PROMPT: Starting with the line containing "x-tick-label: 09-29 [480, 432, 500, 440]" and going on through the end of the data, reproduce those lines with "legend-marker" swapped for "legend-swatch" and nothing else altered.

(Element location data)
— start —

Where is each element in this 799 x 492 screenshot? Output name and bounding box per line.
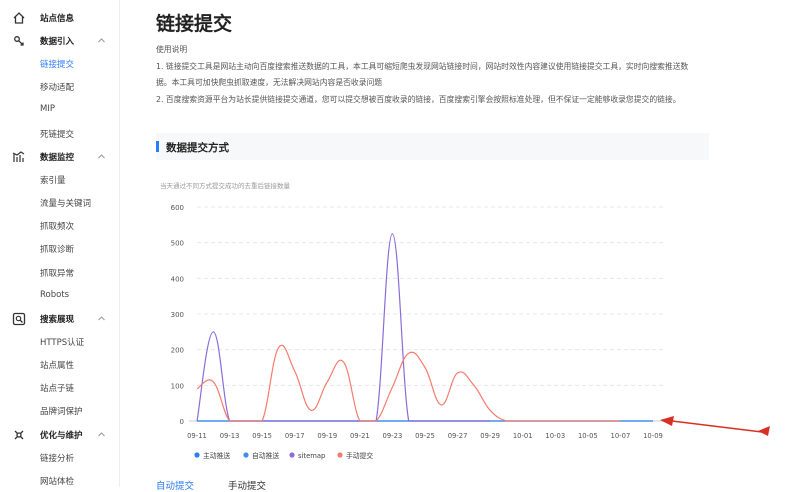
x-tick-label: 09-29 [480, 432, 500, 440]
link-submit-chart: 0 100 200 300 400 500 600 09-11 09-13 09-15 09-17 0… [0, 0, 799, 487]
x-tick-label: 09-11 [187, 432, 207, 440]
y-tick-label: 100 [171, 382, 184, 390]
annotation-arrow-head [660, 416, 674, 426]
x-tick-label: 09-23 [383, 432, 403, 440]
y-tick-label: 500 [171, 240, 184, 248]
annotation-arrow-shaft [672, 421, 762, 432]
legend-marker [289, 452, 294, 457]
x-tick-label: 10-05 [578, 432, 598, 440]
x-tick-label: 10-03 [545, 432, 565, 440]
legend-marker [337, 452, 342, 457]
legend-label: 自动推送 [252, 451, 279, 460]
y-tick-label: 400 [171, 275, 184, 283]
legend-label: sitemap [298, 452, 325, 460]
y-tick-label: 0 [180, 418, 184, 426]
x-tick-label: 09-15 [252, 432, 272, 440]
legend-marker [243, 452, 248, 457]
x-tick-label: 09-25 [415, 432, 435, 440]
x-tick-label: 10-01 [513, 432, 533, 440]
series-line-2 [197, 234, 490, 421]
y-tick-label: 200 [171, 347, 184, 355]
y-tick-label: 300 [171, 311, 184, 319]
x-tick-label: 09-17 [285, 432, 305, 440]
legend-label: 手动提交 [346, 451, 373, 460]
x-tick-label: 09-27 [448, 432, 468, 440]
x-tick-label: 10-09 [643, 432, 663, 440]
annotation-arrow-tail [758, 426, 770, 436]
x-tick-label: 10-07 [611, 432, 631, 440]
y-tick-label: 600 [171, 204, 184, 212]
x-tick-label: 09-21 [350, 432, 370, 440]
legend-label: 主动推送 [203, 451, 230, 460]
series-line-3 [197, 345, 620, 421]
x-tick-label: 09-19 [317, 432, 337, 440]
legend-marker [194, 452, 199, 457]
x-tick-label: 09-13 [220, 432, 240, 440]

— end —

RIGHT ANSWER:
x-tick-label: 09-29 [480, 432, 500, 440]
link-submit-chart: 0 100 200 300 400 500 600 09-11 09-13 09-15 09-17 0… [0, 0, 799, 487]
x-tick-label: 09-11 [187, 432, 207, 440]
y-tick-label: 100 [171, 382, 184, 390]
annotation-arrow-head [660, 416, 674, 426]
x-tick-label: 09-23 [383, 432, 403, 440]
y-tick-label: 500 [171, 240, 184, 248]
annotation-arrow-shaft [672, 421, 762, 432]
legend-swatch [289, 452, 294, 457]
x-tick-label: 10-05 [578, 432, 598, 440]
x-tick-label: 10-03 [545, 432, 565, 440]
legend-swatch [337, 452, 342, 457]
legend-label: 自动推送 [252, 451, 279, 460]
y-tick-label: 400 [171, 275, 184, 283]
legend-label: sitemap [298, 452, 325, 460]
y-tick-label: 0 [180, 418, 184, 426]
x-tick-label: 09-15 [252, 432, 272, 440]
legend-swatch [243, 452, 248, 457]
x-tick-label: 09-25 [415, 432, 435, 440]
x-tick-label: 10-01 [513, 432, 533, 440]
series-line-2 [197, 234, 490, 421]
y-tick-label: 200 [171, 347, 184, 355]
y-tick-label: 300 [171, 311, 184, 319]
x-tick-label: 09-17 [285, 432, 305, 440]
legend-label: 手动提交 [346, 451, 373, 460]
x-tick-label: 09-27 [448, 432, 468, 440]
x-tick-label: 10-09 [643, 432, 663, 440]
annotation-arrow-tail [758, 426, 770, 436]
x-tick-label: 10-07 [611, 432, 631, 440]
y-tick-label: 600 [171, 204, 184, 212]
x-tick-label: 09-21 [350, 432, 370, 440]
legend-label: 主动推送 [203, 451, 230, 460]
series-line-3 [197, 345, 620, 421]
x-tick-label: 09-19 [317, 432, 337, 440]
legend-swatch [194, 452, 199, 457]
x-tick-label: 09-13 [220, 432, 240, 440]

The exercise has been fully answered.